Task prompt: Reproduce the listing below exactly, minus its pictures.

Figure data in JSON

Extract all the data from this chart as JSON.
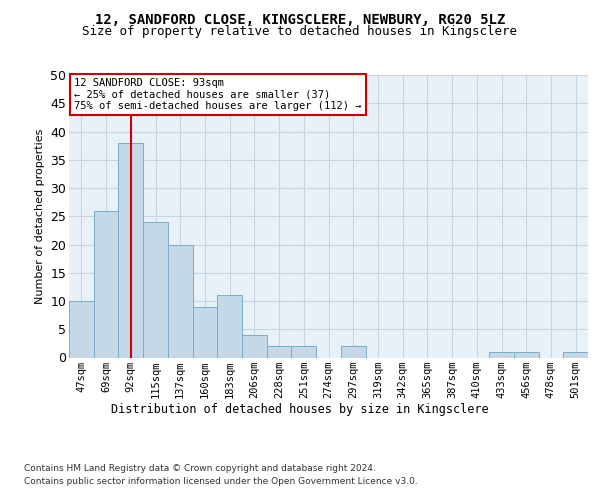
{
  "title": "12, SANDFORD CLOSE, KINGSCLERE, NEWBURY, RG20 5LZ",
  "subtitle": "Size of property relative to detached houses in Kingsclere",
  "xlabel": "Distribution of detached houses by size in Kingsclere",
  "ylabel": "Number of detached properties",
  "categories": [
    "47sqm",
    "69sqm",
    "92sqm",
    "115sqm",
    "137sqm",
    "160sqm",
    "183sqm",
    "206sqm",
    "228sqm",
    "251sqm",
    "274sqm",
    "297sqm",
    "319sqm",
    "342sqm",
    "365sqm",
    "387sqm",
    "410sqm",
    "433sqm",
    "456sqm",
    "478sqm",
    "501sqm"
  ],
  "values": [
    10,
    26,
    38,
    24,
    20,
    9,
    11,
    4,
    2,
    2,
    0,
    2,
    0,
    0,
    0,
    0,
    0,
    1,
    1,
    0,
    1
  ],
  "bar_color": "#c5d8e8",
  "bar_edge_color": "#7aacc8",
  "grid_color": "#c8d4e0",
  "background_color": "#e8f0f8",
  "vline_x": 2,
  "vline_color": "#cc0000",
  "annotation_text": "12 SANDFORD CLOSE: 93sqm\n← 25% of detached houses are smaller (37)\n75% of semi-detached houses are larger (112) →",
  "annotation_box_color": "white",
  "annotation_box_edge": "#cc0000",
  "ylim": [
    0,
    50
  ],
  "yticks": [
    0,
    5,
    10,
    15,
    20,
    25,
    30,
    35,
    40,
    45,
    50
  ],
  "footer_line1": "Contains HM Land Registry data © Crown copyright and database right 2024.",
  "footer_line2": "Contains public sector information licensed under the Open Government Licence v3.0."
}
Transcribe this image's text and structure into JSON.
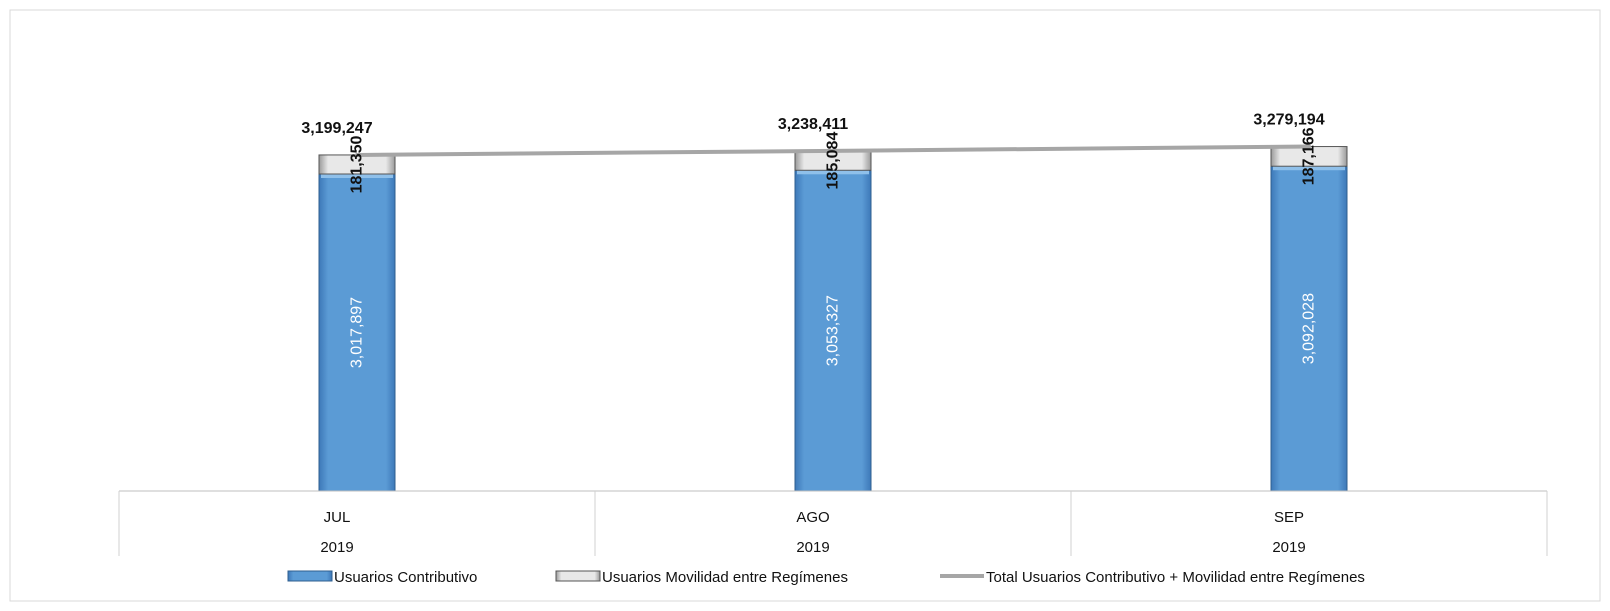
{
  "chart_data": {
    "type": "bar",
    "stacked": true,
    "categories": [
      "JUL",
      "AGO",
      "SEP"
    ],
    "year_labels": [
      "2019",
      "2019",
      "2019"
    ],
    "series": [
      {
        "name": "Usuarios Contributivo",
        "values": [
          3017897,
          3053327,
          3092028
        ],
        "labels": [
          "3,017,897",
          "3,053,327",
          "3,092,028"
        ],
        "color": "#5b9bd5"
      },
      {
        "name": "Usuarios Movilidad entre Regímenes",
        "values": [
          181350,
          185084,
          187166
        ],
        "labels": [
          "181,350",
          "185,084",
          "187,166"
        ],
        "color": "#e6e6e6"
      }
    ],
    "total_line": {
      "name": "Total Usuarios Contributivo + Movilidad entre Regímenes",
      "values": [
        3199247,
        3238411,
        3279194
      ],
      "labels": [
        "3,199,247",
        "3,238,411",
        "3,279,194"
      ],
      "color": "#a6a6a6"
    },
    "legend_position": "bottom",
    "grid": false
  }
}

Finished answer:
Extract all the data from this chart as JSON.
{
  "title": "12, SANDFORD CLOSE, KINGSCLERE, NEWBURY, RG20 5LZ",
  "subtitle": "Size of property relative to detached houses in Kingsclere",
  "xlabel": "Distribution of detached houses by size in Kingsclere",
  "ylabel": "Number of detached properties",
  "categories": [
    "47sqm",
    "69sqm",
    "92sqm",
    "115sqm",
    "137sqm",
    "160sqm",
    "183sqm",
    "206sqm",
    "228sqm",
    "251sqm",
    "274sqm",
    "297sqm",
    "319sqm",
    "342sqm",
    "365sqm",
    "387sqm",
    "410sqm",
    "433sqm",
    "456sqm",
    "478sqm",
    "501sqm"
  ],
  "values": [
    10,
    26,
    38,
    24,
    20,
    9,
    11,
    4,
    2,
    2,
    0,
    2,
    0,
    0,
    0,
    0,
    0,
    1,
    1,
    0,
    1
  ],
  "bar_color": "#c5d8e8",
  "bar_edge_color": "#7aacc8",
  "grid_color": "#c8d4e0",
  "background_color": "#e8f0f8",
  "vline_x": 2,
  "vline_color": "#cc0000",
  "annotation_text": "12 SANDFORD CLOSE: 93sqm\n← 25% of detached houses are smaller (37)\n75% of semi-detached houses are larger (112) →",
  "annotation_box_color": "white",
  "annotation_box_edge": "#cc0000",
  "ylim": [
    0,
    50
  ],
  "yticks": [
    0,
    5,
    10,
    15,
    20,
    25,
    30,
    35,
    40,
    45,
    50
  ],
  "footer_line1": "Contains HM Land Registry data © Crown copyright and database right 2024.",
  "footer_line2": "Contains public sector information licensed under the Open Government Licence v3.0."
}
Transcribe this image's text and structure into JSON.
{
  "chart_data": {
    "type": "bar",
    "stacked": true,
    "categories": [
      "JUL",
      "AGO",
      "SEP"
    ],
    "year_labels": [
      "2019",
      "2019",
      "2019"
    ],
    "series": [
      {
        "name": "Usuarios Contributivo",
        "values": [
          3017897,
          3053327,
          3092028
        ],
        "labels": [
          "3,017,897",
          "3,053,327",
          "3,092,028"
        ],
        "color": "#5b9bd5"
      },
      {
        "name": "Usuarios Movilidad entre Regímenes",
        "values": [
          181350,
          185084,
          187166
        ],
        "labels": [
          "181,350",
          "185,084",
          "187,166"
        ],
        "color": "#e6e6e6"
      }
    ],
    "total_line": {
      "name": "Total Usuarios Contributivo + Movilidad entre Regímenes",
      "values": [
        3199247,
        3238411,
        3279194
      ],
      "labels": [
        "3,199,247",
        "3,238,411",
        "3,279,194"
      ],
      "color": "#a6a6a6"
    },
    "legend_position": "bottom",
    "grid": false
  }
}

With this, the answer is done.